** Begin Exercise material **

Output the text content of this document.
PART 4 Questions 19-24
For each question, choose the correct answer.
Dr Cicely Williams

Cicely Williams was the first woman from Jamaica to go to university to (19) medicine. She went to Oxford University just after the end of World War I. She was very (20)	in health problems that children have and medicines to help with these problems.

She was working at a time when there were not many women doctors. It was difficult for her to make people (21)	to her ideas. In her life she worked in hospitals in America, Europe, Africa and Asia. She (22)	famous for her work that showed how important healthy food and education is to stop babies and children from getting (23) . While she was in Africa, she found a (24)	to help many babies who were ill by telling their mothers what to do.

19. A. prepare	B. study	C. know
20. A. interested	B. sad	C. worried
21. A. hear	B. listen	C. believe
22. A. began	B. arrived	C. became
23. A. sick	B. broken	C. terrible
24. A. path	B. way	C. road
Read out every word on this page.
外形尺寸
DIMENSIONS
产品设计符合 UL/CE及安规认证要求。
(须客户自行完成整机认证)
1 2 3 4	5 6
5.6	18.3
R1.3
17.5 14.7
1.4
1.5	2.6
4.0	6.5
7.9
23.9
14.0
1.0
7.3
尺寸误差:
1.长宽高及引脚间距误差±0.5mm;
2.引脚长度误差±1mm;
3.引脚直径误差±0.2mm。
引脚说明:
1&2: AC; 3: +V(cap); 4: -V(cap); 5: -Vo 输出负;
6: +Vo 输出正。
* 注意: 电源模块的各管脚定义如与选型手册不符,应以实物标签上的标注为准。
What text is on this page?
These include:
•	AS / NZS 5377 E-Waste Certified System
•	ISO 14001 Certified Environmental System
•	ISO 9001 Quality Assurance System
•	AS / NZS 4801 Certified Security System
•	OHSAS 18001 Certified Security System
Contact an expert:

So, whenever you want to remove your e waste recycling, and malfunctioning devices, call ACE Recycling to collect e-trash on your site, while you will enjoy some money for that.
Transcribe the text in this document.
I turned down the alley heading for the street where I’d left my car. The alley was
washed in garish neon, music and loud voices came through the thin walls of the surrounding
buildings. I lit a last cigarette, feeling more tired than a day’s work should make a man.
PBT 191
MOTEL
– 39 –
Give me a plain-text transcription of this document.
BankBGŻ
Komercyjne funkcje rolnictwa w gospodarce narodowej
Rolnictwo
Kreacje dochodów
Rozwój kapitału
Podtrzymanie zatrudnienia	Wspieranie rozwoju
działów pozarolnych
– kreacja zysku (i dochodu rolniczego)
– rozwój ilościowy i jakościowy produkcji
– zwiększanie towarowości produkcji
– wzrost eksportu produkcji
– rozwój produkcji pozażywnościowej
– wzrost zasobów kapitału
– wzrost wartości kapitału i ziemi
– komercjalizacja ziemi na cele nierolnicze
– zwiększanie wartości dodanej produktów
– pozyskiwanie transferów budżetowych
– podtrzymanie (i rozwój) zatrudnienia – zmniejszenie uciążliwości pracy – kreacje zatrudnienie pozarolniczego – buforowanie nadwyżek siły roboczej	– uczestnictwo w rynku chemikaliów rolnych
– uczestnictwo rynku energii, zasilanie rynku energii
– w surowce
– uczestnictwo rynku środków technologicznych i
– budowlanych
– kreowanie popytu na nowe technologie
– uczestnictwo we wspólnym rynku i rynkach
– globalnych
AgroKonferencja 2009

** End Exercise material **

What needs to be done:
From the records above, extract every line exactly as it stands.

Exercise answer:
Output the text content of this document.
PART 4 Questions 19-24
For each question, choose the correct answer.
Dr Cicely Williams

Cicely Williams was the first woman from Jamaica to go to university to (19) medicine. She went to Oxford University just after the end of World War I. She was very (20)	in health problems that children have and medicines to help with these problems.

She was working at a time when there were not many women doctors. It was difficult for her to make people (21)	to her ideas. In her life she worked in hospitals in America, Europe, Africa and Asia. She (22)	famous for her work that showed how important healthy food and education is to stop babies and children from getting (23) . While she was in Africa, she found a (24)	to help many babies who were ill by telling their mothers what to do.

19. A. prepare	B. study	C. know
20. A. interested	B. sad	C. worried
21. A. hear	B. listen	C. believe
22. A. began	B. arrived	C. became
23. A. sick	B. broken	C. terrible
24. A. path	B. way	C. road
Read out every word on this page.
外形尺寸
DIMENSIONS
产品设计符合 UL/CE及安规认证要求。
(须客户自行完成整机认证)
1 2 3 4	5 6
5.6	18.3
R1.3
17.5 14.7
1.4
1.5	2.6
4.0	6.5
7.9
23.9
14.0
1.0
7.3
尺寸误差:
1.长宽高及引脚间距误差±0.5mm;
2.引脚长度误差±1mm;
3.引脚直径误差±0.2mm。
引脚说明:
1&2: AC; 3: +V(cap); 4: -V(cap); 5: -Vo 输出负;
6: +Vo 输出正。
* 注意: 电源模块的各管脚定义如与选型手册不符,应以实物标签上的标注为准。
What text is on this page?
These include:
•	AS / NZS 5377 E-Waste Certified System
•	ISO 14001 Certified Environmental System
•	ISO 9001 Quality Assurance System
•	AS / NZS 4801 Certified Security System
•	OHSAS 18001 Certified Security System
Contact an expert:

So, whenever you want to remove your e waste recycling, and malfunctioning devices, call ACE Recycling to collect e-trash on your site, while you will enjoy some money for that.
Transcribe the text in this document.
I turned down the alley heading for the street where I’d left my car. The alley was
washed in garish neon, music and loud voices came through the thin walls of the surrounding
buildings. I lit a last cigarette, feeling more tired than a day’s work should make a man.
PBT 191
MOTEL
– 39 –
Give me a plain-text transcription of this document.
BankBGŻ
Komercyjne funkcje rolnictwa w gospodarce narodowej
Rolnictwo
Kreacje dochodów
Rozwój kapitału
Podtrzymanie zatrudnienia	Wspieranie rozwoju
działów pozarolnych
– kreacja zysku (i dochodu rolniczego)
– rozwój ilościowy i jakościowy produkcji
– zwiększanie towarowości produkcji
– wzrost eksportu produkcji
– rozwój produkcji pozażywnościowej
– wzrost zasobów kapitału
– wzrost wartości kapitału i ziemi
– komercjalizacja ziemi na cele nierolnicze
– zwiększanie wartości dodanej produktów
– pozyskiwanie transferów budżetowych
– podtrzymanie (i rozwój) zatrudnienia – zmniejszenie uciążliwości pracy – kreacje zatrudnienie pozarolniczego – buforowanie nadwyżek siły roboczej	– uczestnictwo w rynku chemikaliów rolnych
– uczestnictwo rynku energii, zasilanie rynku energii
– w surowce
– uczestnictwo rynku środków technologicznych i
– budowlanych
– kreowanie popytu na nowe technologie
– uczestnictwo we wspólnym rynku i rynkach
– globalnych
AgroKonferencja 2009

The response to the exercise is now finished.